[Stored data entries]
_____
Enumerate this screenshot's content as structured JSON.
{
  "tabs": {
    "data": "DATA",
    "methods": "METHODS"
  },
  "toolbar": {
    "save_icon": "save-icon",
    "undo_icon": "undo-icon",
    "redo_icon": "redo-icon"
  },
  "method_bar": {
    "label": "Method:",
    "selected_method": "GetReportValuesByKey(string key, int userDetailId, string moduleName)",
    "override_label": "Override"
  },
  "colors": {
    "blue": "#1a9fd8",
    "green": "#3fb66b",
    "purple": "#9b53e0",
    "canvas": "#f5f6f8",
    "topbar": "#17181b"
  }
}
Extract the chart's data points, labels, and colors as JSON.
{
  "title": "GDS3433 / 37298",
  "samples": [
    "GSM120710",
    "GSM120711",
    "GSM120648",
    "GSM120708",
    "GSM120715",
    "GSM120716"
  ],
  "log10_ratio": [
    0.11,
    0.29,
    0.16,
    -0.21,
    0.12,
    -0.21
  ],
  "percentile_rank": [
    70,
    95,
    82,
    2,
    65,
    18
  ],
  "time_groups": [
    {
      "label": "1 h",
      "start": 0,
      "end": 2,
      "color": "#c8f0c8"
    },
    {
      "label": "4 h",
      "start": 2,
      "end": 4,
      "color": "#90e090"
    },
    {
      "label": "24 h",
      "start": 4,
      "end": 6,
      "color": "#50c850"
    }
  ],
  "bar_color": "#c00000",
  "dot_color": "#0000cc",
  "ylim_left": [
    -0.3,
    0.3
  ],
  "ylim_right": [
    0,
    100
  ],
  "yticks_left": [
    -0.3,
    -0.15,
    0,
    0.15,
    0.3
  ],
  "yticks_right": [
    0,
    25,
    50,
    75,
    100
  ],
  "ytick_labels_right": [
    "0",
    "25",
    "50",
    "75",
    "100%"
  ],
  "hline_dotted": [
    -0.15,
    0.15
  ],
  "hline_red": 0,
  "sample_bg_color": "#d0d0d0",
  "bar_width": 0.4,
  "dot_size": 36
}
_____
Read the data above. Pull out each line in which the string "colors" appears.

_Exercise result_
  "colors": {
Extract the chart's data points, labels, and colors as JSON.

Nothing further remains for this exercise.